Enunciado: Reescriba como lista numerada las líneas del listado, comenzando por la primera y continuando hasta la línea que contiene "widgets-app-icon[interactable] [432, 567, 466, 587]", ambas incluidas. Omita las líneas en blanco.

____ Datos proporcionados

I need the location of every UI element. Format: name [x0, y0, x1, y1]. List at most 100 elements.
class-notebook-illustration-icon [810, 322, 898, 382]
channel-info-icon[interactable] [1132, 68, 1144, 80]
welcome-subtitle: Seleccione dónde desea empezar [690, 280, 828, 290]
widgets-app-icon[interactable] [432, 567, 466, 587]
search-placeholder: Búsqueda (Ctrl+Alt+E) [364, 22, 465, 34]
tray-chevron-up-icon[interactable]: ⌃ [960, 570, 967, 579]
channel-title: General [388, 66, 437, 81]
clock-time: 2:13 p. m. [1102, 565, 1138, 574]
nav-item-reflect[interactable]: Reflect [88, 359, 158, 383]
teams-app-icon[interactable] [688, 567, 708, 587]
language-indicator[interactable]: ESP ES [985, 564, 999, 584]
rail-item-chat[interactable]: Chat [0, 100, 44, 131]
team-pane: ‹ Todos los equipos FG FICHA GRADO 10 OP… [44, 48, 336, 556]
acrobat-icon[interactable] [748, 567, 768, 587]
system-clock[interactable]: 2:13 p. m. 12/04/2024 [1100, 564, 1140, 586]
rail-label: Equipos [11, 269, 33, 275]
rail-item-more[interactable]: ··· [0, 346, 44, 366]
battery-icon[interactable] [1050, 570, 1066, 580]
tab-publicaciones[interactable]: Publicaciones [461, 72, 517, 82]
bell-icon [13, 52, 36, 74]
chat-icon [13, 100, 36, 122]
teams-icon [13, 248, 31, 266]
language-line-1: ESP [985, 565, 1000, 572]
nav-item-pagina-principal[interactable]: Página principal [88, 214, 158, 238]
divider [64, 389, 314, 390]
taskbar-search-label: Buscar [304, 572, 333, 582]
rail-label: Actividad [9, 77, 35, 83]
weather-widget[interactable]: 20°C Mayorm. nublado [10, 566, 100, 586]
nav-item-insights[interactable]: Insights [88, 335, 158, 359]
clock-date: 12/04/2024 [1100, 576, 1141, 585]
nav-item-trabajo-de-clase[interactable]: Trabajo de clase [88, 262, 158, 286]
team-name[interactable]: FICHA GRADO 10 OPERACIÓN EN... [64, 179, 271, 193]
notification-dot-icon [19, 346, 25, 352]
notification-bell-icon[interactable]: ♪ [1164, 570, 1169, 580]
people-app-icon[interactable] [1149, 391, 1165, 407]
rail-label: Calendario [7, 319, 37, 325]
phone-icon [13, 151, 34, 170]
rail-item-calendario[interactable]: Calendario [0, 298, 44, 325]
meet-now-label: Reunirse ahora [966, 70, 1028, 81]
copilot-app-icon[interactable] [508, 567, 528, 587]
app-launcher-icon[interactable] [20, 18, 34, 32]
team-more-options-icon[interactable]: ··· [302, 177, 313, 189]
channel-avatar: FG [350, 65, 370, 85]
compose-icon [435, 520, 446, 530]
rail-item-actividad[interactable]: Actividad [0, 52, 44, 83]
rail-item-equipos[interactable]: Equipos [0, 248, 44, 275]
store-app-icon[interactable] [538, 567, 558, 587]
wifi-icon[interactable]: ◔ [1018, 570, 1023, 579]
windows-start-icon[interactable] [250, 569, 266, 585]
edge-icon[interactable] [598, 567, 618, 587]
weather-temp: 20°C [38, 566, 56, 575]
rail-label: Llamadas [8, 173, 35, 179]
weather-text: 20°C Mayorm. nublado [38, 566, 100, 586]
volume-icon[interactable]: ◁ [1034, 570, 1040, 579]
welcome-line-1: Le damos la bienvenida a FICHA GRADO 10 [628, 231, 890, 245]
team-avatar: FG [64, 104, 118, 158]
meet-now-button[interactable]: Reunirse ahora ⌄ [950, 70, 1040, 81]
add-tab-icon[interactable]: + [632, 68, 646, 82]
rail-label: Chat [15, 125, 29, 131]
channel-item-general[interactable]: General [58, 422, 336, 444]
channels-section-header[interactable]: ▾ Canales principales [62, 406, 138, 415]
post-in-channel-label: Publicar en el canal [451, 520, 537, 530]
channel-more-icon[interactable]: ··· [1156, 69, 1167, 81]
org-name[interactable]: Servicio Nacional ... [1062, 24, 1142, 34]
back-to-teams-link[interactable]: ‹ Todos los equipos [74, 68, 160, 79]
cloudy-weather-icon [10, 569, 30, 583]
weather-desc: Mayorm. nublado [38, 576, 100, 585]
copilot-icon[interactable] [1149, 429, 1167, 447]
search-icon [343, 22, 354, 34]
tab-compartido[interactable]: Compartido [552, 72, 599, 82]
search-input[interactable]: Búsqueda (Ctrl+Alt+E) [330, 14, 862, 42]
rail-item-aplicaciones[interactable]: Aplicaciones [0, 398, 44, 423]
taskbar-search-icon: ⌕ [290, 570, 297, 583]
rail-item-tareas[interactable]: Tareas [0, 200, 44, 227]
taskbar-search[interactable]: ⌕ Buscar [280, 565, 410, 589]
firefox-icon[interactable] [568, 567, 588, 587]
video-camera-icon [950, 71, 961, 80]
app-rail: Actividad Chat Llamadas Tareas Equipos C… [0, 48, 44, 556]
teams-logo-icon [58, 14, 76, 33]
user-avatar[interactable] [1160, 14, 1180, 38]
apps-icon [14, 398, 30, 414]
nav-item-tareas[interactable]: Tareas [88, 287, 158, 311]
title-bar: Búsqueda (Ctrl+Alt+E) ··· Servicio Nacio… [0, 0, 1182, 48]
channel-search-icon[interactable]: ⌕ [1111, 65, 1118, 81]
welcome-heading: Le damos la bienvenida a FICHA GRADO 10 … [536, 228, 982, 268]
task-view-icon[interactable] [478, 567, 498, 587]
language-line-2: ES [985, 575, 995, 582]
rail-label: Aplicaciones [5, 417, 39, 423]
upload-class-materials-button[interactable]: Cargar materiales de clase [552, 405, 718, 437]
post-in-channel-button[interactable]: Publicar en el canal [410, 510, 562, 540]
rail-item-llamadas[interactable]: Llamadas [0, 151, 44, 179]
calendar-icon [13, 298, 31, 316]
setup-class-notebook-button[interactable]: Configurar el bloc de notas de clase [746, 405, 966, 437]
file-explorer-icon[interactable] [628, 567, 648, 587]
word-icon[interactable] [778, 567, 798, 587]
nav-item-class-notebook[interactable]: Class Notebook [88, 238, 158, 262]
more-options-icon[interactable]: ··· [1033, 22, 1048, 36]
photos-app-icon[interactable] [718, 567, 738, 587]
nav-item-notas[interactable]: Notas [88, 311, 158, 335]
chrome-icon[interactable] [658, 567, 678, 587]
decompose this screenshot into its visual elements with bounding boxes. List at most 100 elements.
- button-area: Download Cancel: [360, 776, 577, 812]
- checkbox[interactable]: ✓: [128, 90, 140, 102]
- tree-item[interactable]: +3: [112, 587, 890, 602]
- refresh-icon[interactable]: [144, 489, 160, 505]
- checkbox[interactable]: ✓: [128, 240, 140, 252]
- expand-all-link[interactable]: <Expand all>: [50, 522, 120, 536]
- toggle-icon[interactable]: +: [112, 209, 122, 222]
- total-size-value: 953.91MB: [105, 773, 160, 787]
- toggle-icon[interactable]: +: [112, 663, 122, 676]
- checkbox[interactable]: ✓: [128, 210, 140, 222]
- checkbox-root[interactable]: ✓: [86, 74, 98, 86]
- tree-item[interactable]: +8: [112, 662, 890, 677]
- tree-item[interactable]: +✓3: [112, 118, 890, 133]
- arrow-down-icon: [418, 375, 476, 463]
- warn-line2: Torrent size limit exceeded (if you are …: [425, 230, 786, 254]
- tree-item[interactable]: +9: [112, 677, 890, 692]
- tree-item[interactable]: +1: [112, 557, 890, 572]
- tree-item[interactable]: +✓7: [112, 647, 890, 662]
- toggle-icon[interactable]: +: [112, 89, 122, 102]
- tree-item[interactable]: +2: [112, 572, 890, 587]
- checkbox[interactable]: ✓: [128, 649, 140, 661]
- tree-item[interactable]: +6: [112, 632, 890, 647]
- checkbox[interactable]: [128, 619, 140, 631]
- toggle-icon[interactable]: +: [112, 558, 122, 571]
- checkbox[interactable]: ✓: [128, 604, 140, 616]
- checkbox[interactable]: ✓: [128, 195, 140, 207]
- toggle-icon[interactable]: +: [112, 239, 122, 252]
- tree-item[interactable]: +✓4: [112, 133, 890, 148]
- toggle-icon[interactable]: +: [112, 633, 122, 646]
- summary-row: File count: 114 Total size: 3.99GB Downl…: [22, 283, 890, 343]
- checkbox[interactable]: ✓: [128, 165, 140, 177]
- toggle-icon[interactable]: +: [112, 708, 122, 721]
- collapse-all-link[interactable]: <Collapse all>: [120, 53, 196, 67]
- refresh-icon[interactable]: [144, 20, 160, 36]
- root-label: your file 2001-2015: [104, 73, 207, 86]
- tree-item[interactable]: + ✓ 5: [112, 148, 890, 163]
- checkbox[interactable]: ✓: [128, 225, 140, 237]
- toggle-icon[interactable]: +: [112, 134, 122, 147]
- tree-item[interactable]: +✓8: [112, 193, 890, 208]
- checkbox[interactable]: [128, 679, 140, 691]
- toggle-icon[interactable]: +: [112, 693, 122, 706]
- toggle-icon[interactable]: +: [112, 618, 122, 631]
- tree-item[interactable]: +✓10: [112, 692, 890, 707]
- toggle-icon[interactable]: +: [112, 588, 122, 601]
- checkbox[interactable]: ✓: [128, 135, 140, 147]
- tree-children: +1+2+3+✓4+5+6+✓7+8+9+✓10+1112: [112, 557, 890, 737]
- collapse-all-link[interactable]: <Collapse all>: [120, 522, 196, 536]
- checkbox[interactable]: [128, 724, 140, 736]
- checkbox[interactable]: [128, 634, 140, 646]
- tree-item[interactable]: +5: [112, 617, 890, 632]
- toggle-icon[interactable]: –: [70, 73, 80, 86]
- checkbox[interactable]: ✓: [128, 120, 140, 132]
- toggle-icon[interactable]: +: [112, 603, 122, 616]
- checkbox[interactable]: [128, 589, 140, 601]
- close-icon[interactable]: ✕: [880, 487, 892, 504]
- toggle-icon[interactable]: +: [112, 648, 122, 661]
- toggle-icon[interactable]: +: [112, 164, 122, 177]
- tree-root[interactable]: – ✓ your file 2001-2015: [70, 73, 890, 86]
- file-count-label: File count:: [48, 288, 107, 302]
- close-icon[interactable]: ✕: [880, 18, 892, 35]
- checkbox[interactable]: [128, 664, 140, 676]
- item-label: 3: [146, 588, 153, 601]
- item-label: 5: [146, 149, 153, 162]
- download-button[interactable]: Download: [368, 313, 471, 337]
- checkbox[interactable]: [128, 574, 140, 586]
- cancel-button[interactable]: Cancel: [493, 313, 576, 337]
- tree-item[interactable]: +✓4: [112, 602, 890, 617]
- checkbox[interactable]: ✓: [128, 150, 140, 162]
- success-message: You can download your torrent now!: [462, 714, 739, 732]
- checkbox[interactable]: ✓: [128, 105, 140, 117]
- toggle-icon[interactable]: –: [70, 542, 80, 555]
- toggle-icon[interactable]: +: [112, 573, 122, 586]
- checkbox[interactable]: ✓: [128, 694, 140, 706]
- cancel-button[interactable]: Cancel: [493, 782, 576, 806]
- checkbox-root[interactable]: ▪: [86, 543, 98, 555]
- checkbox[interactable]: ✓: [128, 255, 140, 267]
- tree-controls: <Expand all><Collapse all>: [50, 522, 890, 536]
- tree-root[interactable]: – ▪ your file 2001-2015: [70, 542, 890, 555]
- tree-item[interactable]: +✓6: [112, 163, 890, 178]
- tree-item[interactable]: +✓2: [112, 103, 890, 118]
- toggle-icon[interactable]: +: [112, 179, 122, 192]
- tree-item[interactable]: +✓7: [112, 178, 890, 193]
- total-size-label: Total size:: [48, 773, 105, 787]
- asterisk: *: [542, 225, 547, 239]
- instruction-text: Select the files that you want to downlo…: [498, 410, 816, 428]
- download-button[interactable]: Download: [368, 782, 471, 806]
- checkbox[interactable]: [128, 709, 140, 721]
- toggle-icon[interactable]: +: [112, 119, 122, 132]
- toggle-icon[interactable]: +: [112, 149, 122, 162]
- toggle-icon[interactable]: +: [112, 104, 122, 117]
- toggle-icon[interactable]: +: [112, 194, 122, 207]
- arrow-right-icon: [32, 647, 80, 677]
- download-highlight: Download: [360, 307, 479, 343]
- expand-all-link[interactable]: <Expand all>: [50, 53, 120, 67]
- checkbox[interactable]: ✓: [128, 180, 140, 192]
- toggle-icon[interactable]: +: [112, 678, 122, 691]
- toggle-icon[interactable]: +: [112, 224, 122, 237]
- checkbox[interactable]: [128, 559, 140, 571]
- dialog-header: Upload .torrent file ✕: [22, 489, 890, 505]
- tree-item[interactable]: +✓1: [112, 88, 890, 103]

________

Respuesta correspondiente:
1. I need the location of every UI element. Format: name [x0, y0, x1, y1]. List at most 100 elements.
2. class-notebook-illustration-icon [810, 322, 898, 382]
3. channel-info-icon[interactable] [1132, 68, 1144, 80]
4. welcome-subtitle: Seleccione dónde desea empezar [690, 280, 828, 290]
5. widgets-app-icon[interactable] [432, 567, 466, 587]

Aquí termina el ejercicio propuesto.